### Aim
Reproduce verbatim the part of the records that opens with their first line and closes with the line containing "156, 82, 162]", including both of those lines.

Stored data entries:
══════════════════════════════

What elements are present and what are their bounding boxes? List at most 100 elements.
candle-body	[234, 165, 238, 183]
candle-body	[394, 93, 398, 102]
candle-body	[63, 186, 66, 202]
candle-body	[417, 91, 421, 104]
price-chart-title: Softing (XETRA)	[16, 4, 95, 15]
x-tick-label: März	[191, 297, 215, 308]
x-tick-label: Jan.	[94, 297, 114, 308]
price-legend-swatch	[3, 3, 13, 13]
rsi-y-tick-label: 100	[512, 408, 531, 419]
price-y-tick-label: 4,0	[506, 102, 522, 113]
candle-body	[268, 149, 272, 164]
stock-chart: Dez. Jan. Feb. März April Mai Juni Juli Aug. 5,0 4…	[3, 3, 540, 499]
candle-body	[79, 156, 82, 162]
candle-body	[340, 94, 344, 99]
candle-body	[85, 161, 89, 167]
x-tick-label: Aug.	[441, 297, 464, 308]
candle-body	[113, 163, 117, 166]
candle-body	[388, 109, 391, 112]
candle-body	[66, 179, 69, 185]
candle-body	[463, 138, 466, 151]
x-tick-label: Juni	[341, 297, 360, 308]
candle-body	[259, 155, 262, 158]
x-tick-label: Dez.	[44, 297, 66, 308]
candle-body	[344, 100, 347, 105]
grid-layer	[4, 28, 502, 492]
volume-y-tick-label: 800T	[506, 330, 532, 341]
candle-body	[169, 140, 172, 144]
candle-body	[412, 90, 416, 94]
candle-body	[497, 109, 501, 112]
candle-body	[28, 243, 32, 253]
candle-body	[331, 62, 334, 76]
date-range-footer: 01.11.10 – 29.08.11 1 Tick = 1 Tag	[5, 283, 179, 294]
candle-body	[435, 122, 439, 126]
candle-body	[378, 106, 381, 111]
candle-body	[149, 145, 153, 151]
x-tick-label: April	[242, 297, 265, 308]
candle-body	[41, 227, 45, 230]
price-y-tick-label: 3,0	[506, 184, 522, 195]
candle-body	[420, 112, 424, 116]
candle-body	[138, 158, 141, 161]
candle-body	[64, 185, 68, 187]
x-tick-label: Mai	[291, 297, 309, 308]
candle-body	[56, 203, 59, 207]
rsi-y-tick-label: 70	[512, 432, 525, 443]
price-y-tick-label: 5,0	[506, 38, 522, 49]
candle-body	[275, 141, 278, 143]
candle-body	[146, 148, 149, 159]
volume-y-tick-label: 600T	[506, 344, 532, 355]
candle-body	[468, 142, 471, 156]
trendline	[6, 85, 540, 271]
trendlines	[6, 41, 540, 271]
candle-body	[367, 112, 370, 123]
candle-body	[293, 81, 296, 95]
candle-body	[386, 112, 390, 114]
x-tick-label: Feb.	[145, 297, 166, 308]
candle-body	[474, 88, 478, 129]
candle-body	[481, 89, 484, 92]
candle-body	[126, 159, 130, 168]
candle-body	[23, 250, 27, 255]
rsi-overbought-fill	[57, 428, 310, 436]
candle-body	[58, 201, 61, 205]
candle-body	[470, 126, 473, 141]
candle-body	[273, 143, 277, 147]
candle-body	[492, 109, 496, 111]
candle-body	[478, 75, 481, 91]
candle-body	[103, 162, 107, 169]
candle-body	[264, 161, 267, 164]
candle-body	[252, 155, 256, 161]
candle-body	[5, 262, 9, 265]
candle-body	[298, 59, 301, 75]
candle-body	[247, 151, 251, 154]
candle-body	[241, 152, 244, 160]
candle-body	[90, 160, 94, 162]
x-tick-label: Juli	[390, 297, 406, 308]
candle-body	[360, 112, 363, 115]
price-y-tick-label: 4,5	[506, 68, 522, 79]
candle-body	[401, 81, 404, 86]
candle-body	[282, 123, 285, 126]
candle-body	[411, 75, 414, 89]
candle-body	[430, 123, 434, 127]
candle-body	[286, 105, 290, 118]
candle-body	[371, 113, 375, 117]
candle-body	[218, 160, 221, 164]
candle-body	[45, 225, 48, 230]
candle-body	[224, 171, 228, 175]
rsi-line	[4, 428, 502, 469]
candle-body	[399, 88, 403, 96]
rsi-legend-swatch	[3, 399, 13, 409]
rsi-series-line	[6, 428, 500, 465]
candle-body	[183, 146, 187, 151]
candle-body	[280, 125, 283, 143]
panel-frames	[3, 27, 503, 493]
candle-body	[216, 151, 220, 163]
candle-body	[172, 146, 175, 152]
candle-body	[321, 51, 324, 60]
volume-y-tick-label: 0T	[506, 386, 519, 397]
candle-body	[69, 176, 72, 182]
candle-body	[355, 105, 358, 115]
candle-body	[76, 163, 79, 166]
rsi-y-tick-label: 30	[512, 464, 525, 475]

══════════════════════════════

### Reply
What elements are present and what are their bounding boxes? List at most 100 elements.
candle-body	[234, 165, 238, 183]
candle-body	[394, 93, 398, 102]
candle-body	[63, 186, 66, 202]
candle-body	[417, 91, 421, 104]
price-chart-title: Softing (XETRA)	[16, 4, 95, 15]
x-tick-label: März	[191, 297, 215, 308]
x-tick-label: Jan.	[94, 297, 114, 308]
price-legend-swatch	[3, 3, 13, 13]
rsi-y-tick-label: 100	[512, 408, 531, 419]
price-y-tick-label: 4,0	[506, 102, 522, 113]
candle-body	[268, 149, 272, 164]
stock-chart: Dez. Jan. Feb. März April Mai Juni Juli Aug. 5,0 4…	[3, 3, 540, 499]
candle-body	[79, 156, 82, 162]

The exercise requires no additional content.